**STATED EXERCISE**
Lift out all lines below that contain "correlation".

━━ RECORDED DATA ━━

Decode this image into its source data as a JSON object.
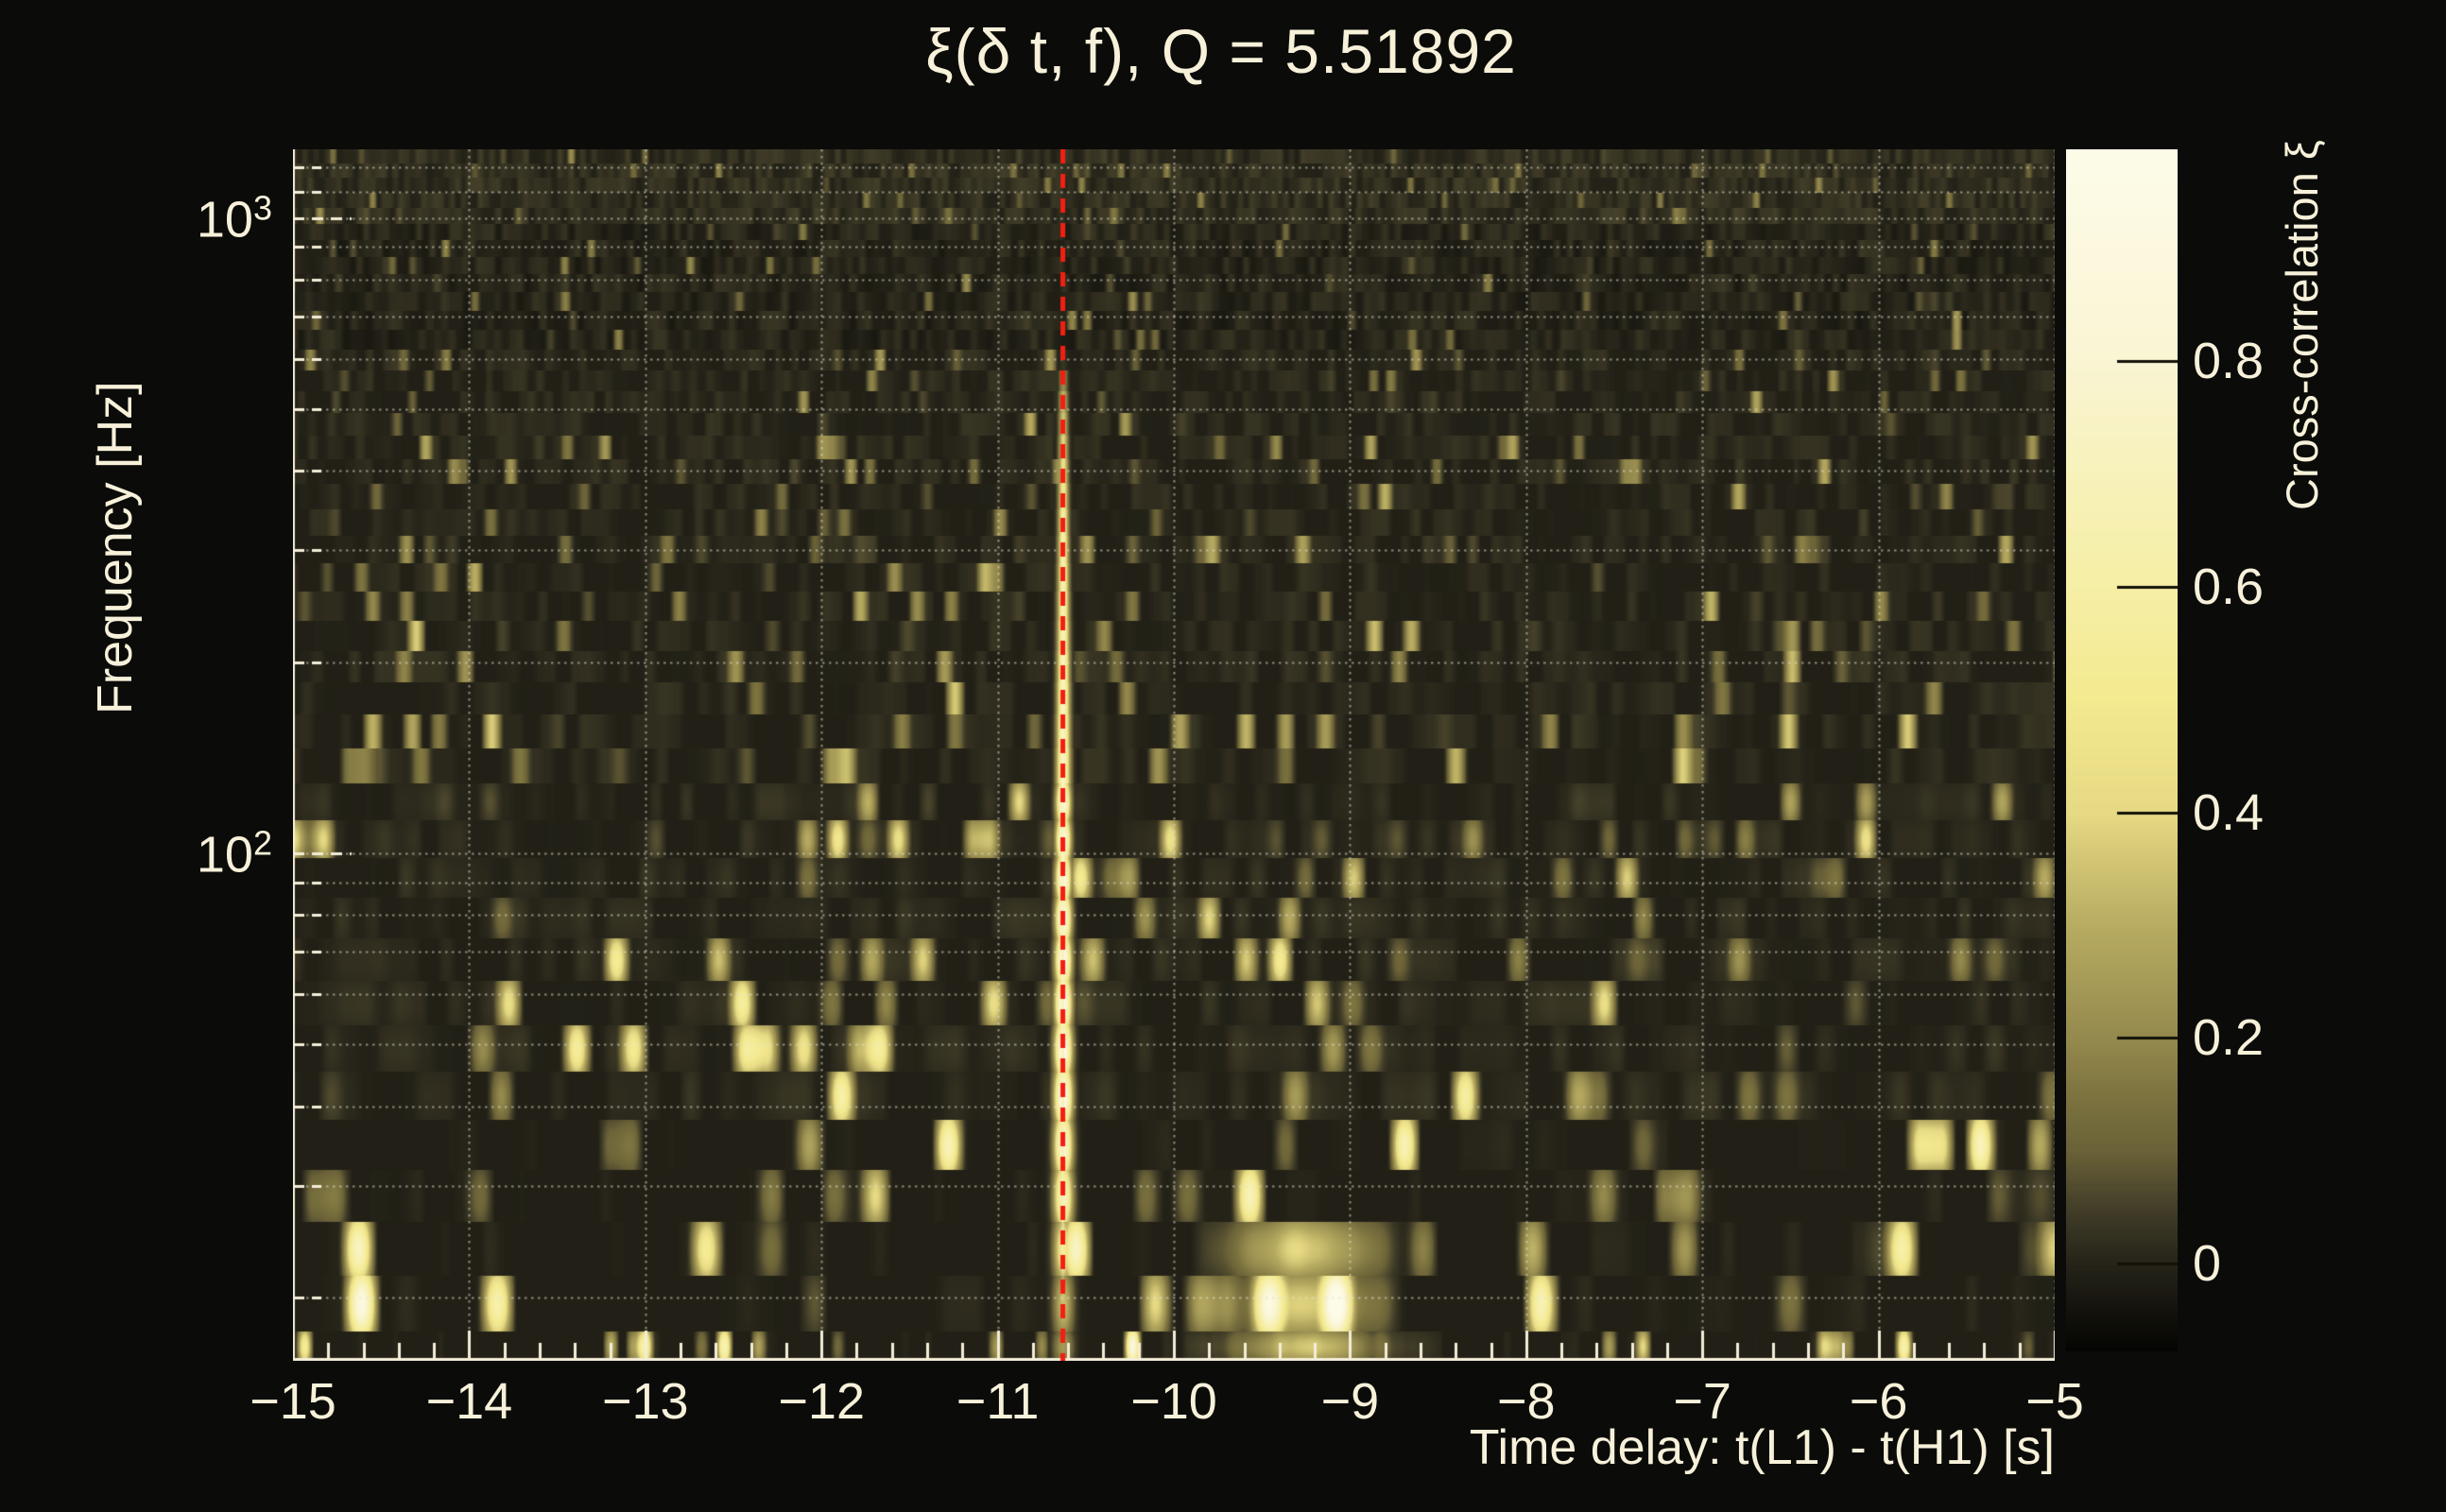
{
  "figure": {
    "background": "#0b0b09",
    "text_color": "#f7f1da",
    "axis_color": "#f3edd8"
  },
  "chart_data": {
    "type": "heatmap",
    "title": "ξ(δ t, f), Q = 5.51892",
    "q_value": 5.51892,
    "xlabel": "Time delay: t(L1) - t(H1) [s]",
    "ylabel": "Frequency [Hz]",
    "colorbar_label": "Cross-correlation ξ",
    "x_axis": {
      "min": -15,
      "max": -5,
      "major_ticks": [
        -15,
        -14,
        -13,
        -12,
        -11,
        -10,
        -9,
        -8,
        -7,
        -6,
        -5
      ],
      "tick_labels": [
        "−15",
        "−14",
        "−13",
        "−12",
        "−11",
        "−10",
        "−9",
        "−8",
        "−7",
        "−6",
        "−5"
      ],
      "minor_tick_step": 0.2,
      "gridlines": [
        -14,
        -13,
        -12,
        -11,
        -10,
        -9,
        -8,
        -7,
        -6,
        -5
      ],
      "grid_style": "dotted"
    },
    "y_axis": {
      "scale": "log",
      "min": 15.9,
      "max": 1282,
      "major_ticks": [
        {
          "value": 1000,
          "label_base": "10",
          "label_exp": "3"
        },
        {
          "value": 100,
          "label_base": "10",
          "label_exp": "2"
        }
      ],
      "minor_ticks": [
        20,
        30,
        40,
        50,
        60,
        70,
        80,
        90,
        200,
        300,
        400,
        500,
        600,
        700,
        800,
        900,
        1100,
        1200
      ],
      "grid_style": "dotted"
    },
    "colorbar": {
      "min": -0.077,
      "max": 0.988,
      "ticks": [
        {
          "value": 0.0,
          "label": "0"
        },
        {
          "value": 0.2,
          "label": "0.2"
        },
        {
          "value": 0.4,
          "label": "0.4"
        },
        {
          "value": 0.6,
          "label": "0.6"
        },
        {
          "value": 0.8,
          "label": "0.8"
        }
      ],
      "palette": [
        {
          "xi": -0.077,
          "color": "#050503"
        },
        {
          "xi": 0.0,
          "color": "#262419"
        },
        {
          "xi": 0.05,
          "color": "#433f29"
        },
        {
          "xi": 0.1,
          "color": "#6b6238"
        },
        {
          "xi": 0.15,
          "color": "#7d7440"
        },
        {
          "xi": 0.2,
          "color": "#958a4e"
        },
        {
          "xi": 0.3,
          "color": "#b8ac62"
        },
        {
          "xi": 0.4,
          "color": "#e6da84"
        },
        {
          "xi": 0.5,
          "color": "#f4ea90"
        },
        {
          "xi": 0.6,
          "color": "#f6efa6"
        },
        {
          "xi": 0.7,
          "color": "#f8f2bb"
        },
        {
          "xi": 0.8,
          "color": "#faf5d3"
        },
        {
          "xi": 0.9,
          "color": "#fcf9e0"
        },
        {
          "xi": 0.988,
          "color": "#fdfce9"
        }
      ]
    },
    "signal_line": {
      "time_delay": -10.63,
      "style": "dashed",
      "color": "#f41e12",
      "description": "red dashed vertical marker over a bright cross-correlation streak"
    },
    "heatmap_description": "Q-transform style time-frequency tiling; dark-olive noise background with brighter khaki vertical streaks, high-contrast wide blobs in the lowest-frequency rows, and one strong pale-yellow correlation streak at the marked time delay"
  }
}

━━━
━━ RECORDED DATA ━━

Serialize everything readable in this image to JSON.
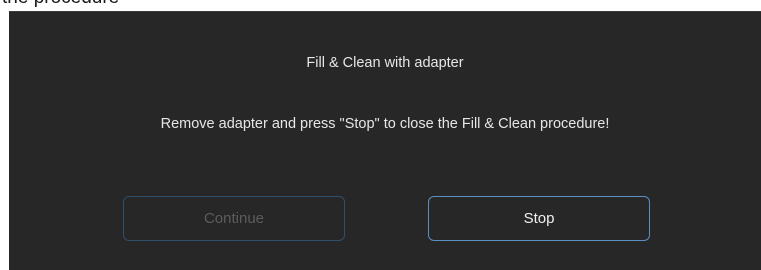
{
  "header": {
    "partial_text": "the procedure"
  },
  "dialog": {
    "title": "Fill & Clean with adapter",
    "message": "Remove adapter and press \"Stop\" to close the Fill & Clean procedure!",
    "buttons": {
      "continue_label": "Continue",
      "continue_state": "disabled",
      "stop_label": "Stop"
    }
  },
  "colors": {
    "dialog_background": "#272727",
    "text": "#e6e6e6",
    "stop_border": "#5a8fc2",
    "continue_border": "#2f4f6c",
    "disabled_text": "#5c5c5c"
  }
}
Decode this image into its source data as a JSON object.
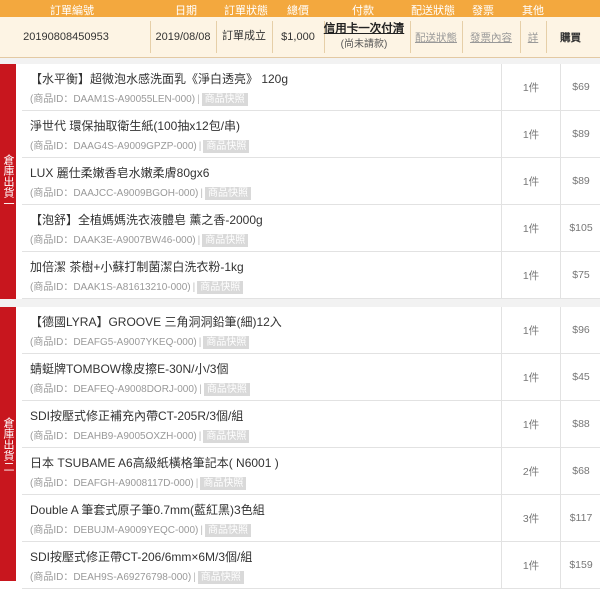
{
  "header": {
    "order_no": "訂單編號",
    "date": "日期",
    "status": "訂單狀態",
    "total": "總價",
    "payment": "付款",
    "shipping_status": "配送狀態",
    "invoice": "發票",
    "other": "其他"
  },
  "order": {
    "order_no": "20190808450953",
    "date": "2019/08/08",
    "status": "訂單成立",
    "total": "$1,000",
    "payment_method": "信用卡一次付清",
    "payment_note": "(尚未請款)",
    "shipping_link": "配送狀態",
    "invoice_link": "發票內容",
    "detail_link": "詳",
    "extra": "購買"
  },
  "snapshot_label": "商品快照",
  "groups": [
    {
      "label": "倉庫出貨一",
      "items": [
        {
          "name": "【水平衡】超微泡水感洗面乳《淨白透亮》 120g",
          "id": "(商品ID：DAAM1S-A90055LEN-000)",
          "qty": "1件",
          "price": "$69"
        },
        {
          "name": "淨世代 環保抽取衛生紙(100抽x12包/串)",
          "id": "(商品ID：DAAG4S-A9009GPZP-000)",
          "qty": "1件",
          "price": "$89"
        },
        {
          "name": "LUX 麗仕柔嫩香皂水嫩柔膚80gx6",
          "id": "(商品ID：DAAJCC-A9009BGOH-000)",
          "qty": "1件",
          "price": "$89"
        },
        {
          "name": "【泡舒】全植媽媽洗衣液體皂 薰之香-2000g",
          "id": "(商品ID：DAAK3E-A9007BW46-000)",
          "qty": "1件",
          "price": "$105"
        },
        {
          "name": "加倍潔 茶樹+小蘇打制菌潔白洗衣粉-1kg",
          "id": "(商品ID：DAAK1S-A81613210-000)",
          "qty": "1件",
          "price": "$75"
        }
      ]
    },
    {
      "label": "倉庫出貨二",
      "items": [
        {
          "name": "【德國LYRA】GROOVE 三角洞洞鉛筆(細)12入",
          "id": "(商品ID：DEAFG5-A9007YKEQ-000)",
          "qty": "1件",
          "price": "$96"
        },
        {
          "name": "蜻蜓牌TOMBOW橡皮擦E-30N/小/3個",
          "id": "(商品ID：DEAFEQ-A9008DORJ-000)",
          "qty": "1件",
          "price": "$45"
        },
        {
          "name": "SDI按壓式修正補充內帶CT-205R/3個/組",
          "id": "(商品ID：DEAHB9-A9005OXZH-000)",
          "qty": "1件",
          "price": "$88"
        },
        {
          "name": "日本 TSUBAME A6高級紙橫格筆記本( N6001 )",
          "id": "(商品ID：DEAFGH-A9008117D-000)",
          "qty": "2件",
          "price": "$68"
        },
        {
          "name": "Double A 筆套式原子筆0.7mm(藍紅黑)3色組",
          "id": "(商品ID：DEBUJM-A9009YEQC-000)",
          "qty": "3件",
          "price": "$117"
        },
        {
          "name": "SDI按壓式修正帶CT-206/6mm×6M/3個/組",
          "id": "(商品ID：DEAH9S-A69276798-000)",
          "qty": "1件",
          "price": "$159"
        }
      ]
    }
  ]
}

━━━

**TASK RESPONSE**
    "colorbar_label": "Cross-correlation ξ",
      "description": "red dashed vertical marker over a bright cross-correlation streak"
    "heatmap_description": "Q-transform style time-frequency tiling; dark-olive noise background with brighter khaki vertical streaks, high-contrast wide blobs in the lowest-frequency rows, and one strong pale-yellow correlation streak at the marked time delay"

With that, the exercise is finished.